## Dataset listings of figures

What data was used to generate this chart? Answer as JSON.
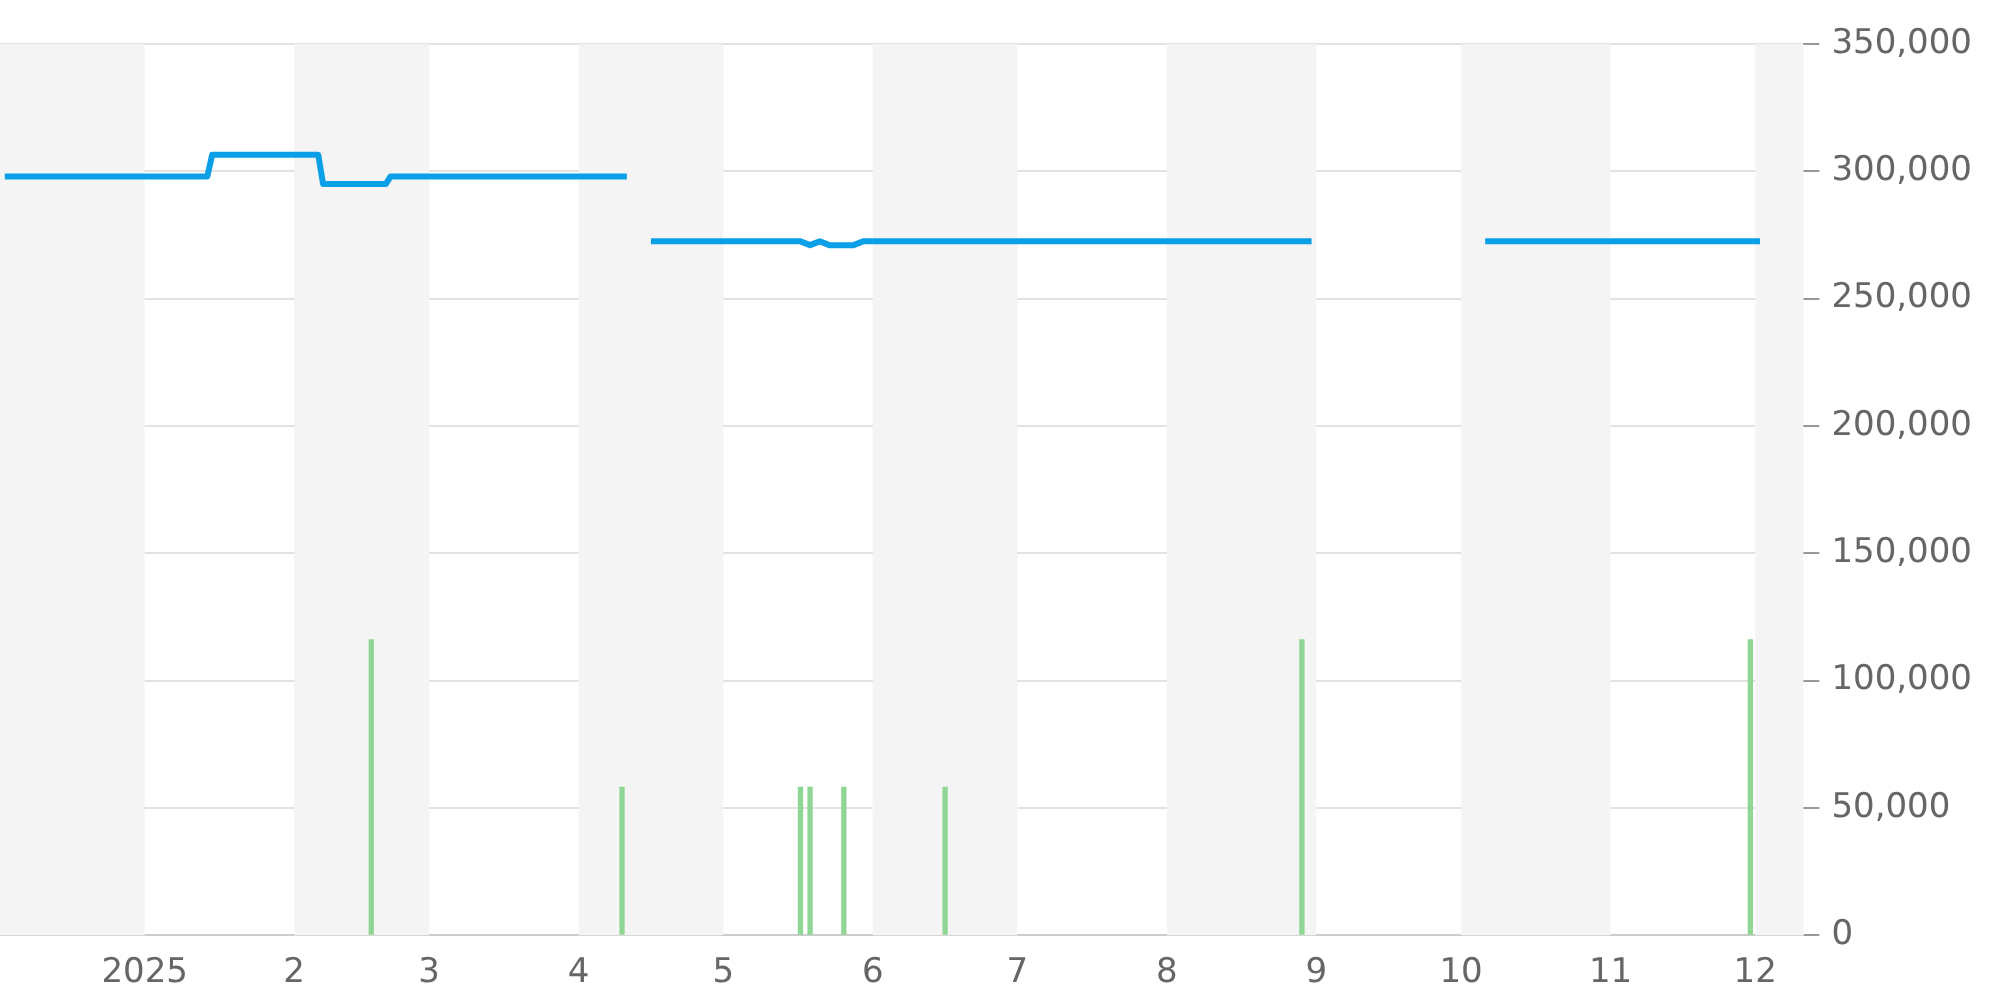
{
  "chart_data": {
    "type": "line",
    "x": [
      "2024-12-03",
      "2025-01-14",
      "2025-01-15",
      "2025-02-06",
      "2025-02-07",
      "2025-02-20",
      "2025-02-21",
      "2025-04-11",
      "2025-04-13",
      "2025-04-16",
      "2025-05-17",
      "2025-05-19",
      "2025-05-21",
      "2025-05-23",
      "2025-05-28",
      "2025-05-30",
      "2025-08-31",
      "2025-09-20",
      "2025-10-06",
      "2025-12-02"
    ],
    "series": [
      {
        "color": "#0a9fe6",
        "values": [
          298000,
          298000,
          306500,
          306500,
          295000,
          295000,
          298000,
          298000,
          null,
          272500,
          272500,
          271000,
          272500,
          271000,
          271000,
          272500,
          272500,
          null,
          272500,
          272500
        ]
      },
      {
        "type": "bar",
        "color": "#8fd694",
        "x": [
          "2025-02-17",
          "2025-04-10",
          "2025-05-17",
          "2025-05-19",
          "2025-05-26",
          "2025-06-16",
          "2025-08-29",
          "2025-11-30"
        ],
        "values": [
          116000,
          58000,
          58000,
          58000,
          58000,
          58000,
          116000,
          116000
        ]
      }
    ],
    "xlim": [
      "2024-12-02",
      "2025-12-11"
    ],
    "xticks": [
      {
        "value": "2025-01-01",
        "label": "2025"
      },
      {
        "value": "2025-02-01",
        "label": "2"
      },
      {
        "value": "2025-03-01",
        "label": "3"
      },
      {
        "value": "2025-04-01",
        "label": "4"
      },
      {
        "value": "2025-05-01",
        "label": "5"
      },
      {
        "value": "2025-06-01",
        "label": "6"
      },
      {
        "value": "2025-07-01",
        "label": "7"
      },
      {
        "value": "2025-08-01",
        "label": "8"
      },
      {
        "value": "2025-09-01",
        "label": "9"
      },
      {
        "value": "2025-10-01",
        "label": "10"
      },
      {
        "value": "2025-11-01",
        "label": "11"
      },
      {
        "value": "2025-12-01",
        "label": "12"
      }
    ],
    "ylim": [
      0,
      350000
    ],
    "yticks": [
      0,
      {
        "value": 50000,
        "label": "50,000"
      },
      {
        "value": 100000,
        "label": "100,000"
      },
      {
        "value": 150000,
        "label": "150,000"
      },
      {
        "value": 200000,
        "label": "200,000"
      },
      {
        "value": 250000,
        "label": "250,000"
      },
      {
        "value": 300000,
        "label": "300,000"
      },
      {
        "value": 350000,
        "label": "350,000"
      }
    ],
    "bands": [
      {
        "axis": "x",
        "from": "2024-12-02",
        "to": "2025-01-01",
        "color": "#f4f4f4"
      },
      {
        "axis": "x",
        "from": "2025-02-01",
        "to": "2025-03-01",
        "color": "#f4f4f4"
      },
      {
        "axis": "x",
        "from": "2025-04-01",
        "to": "2025-05-01",
        "color": "#f4f4f4"
      },
      {
        "axis": "x",
        "from": "2025-06-01",
        "to": "2025-07-01",
        "color": "#f4f4f4"
      },
      {
        "axis": "x",
        "from": "2025-08-01",
        "to": "2025-09-01",
        "color": "#f4f4f4"
      },
      {
        "axis": "x",
        "from": "2025-10-01",
        "to": "2025-11-01",
        "color": "#f4f4f4"
      },
      {
        "axis": "x",
        "from": "2025-12-01",
        "to": "2025-12-11",
        "color": "#f4f4f4"
      }
    ],
    "grid": "y",
    "legend": false,
    "marker": "none",
    "line_style": "solid"
  }
}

## Your instructions
Print out the material word for word, omitting the pictures.

## Finished exercise
What data was used to generate this chart? Answer as JSON.
{
  "chart_data": {
    "type": "line",
    "x": [
      "2024-12-03",
      "2025-01-14",
      "2025-01-15",
      "2025-02-06",
      "2025-02-07",
      "2025-02-20",
      "2025-02-21",
      "2025-04-11",
      "2025-04-13",
      "2025-04-16",
      "2025-05-17",
      "2025-05-19",
      "2025-05-21",
      "2025-05-23",
      "2025-05-28",
      "2025-05-30",
      "2025-08-31",
      "2025-09-20",
      "2025-10-06",
      "2025-12-02"
    ],
    "series": [
      {
        "color": "#0a9fe6",
        "values": [
          298000,
          298000,
          306500,
          306500,
          295000,
          295000,
          298000,
          298000,
          null,
          272500,
          272500,
          271000,
          272500,
          271000,
          271000,
          272500,
          272500,
          null,
          272500,
          272500
        ]
      },
      {
        "type": "bar",
        "color": "#8fd694",
        "x": [
          "2025-02-17",
          "2025-04-10",
          "2025-05-17",
          "2025-05-19",
          "2025-05-26",
          "2025-06-16",
          "2025-08-29",
          "2025-11-30"
        ],
        "values": [
          116000,
          58000,
          58000,
          58000,
          58000,
          58000,
          116000,
          116000
        ]
      }
    ],
    "xlim": [
      "2024-12-02",
      "2025-12-11"
    ],
    "xticks": [
      {
        "value": "2025-01-01",
        "label": "2025"
      },
      {
        "value": "2025-02-01",
        "label": "2"
      },
      {
        "value": "2025-03-01",
        "label": "3"
      },
      {
        "value": "2025-04-01",
        "label": "4"
      },
      {
        "value": "2025-05-01",
        "label": "5"
      },
      {
        "value": "2025-06-01",
        "label": "6"
      },
      {
        "value": "2025-07-01",
        "label": "7"
      },
      {
        "value": "2025-08-01",
        "label": "8"
      },
      {
        "value": "2025-09-01",
        "label": "9"
      },
      {
        "value": "2025-10-01",
        "label": "10"
      },
      {
        "value": "2025-11-01",
        "label": "11"
      },
      {
        "value": "2025-12-01",
        "label": "12"
      }
    ],
    "ylim": [
      0,
      350000
    ],
    "yticks": [
      0,
      {
        "value": 50000,
        "label": "50,000"
      },
      {
        "value": 100000,
        "label": "100,000"
      },
      {
        "value": 150000,
        "label": "150,000"
      },
      {
        "value": 200000,
        "label": "200,000"
      },
      {
        "value": 250000,
        "label": "250,000"
      },
      {
        "value": 300000,
        "label": "300,000"
      },
      {
        "value": 350000,
        "label": "350,000"
      }
    ],
    "bands": [
      {
        "axis": "x",
        "from": "2024-12-02",
        "to": "2025-01-01",
        "color": "#f4f4f4"
      },
      {
        "axis": "x",
        "from": "2025-02-01",
        "to": "2025-03-01",
        "color": "#f4f4f4"
      },
      {
        "axis": "x",
        "from": "2025-04-01",
        "to": "2025-05-01",
        "color": "#f4f4f4"
      },
      {
        "axis": "x",
        "from": "2025-06-01",
        "to": "2025-07-01",
        "color": "#f4f4f4"
      },
      {
        "axis": "x",
        "from": "2025-08-01",
        "to": "2025-09-01",
        "color": "#f4f4f4"
      },
      {
        "axis": "x",
        "from": "2025-10-01",
        "to": "2025-11-01",
        "color": "#f4f4f4"
      },
      {
        "axis": "x",
        "from": "2025-12-01",
        "to": "2025-12-11",
        "color": "#f4f4f4"
      }
    ],
    "grid": "y",
    "legend": false,
    "marker": "none",
    "line_style": "solid"
  }
}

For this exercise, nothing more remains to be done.